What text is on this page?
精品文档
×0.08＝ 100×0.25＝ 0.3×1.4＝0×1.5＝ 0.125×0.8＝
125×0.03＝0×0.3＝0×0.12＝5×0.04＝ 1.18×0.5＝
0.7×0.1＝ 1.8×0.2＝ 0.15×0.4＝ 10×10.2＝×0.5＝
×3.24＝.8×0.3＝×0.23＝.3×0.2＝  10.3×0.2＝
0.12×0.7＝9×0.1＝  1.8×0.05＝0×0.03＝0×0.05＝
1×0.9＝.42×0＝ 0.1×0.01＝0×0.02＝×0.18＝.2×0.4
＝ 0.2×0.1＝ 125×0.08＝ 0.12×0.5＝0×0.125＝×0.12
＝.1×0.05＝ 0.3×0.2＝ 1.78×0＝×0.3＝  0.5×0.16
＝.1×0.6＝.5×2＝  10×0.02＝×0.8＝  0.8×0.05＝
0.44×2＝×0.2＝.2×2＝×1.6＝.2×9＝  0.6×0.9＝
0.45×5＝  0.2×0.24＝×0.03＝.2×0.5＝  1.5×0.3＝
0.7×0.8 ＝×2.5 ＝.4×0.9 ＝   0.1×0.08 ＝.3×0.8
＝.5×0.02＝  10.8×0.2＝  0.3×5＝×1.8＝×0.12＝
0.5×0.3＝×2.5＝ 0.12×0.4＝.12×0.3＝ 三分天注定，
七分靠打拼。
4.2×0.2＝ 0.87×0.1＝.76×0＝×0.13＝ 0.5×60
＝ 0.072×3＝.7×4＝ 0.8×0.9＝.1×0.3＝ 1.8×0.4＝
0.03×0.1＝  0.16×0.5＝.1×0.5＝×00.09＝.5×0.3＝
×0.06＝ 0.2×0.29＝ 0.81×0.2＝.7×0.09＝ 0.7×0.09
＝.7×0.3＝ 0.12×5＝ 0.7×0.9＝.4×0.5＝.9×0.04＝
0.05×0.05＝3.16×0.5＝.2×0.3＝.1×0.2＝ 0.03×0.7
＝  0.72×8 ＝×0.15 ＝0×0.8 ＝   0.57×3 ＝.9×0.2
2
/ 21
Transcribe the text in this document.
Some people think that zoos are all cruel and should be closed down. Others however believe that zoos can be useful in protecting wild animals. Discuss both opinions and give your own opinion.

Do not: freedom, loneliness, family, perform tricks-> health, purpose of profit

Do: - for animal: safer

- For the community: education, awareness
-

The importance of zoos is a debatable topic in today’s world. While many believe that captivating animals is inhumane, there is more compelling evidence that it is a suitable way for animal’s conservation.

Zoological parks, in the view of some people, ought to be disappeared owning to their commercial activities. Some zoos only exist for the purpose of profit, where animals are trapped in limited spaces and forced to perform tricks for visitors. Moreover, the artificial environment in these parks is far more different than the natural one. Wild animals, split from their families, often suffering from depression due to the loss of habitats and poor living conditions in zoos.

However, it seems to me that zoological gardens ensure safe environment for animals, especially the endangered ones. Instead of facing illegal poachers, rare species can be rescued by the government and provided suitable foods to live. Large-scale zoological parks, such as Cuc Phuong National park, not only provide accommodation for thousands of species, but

Directions: Return every line above in which the string "text" occurs.

Solved exercise:
What text is on this page?
Transcribe the text in this document.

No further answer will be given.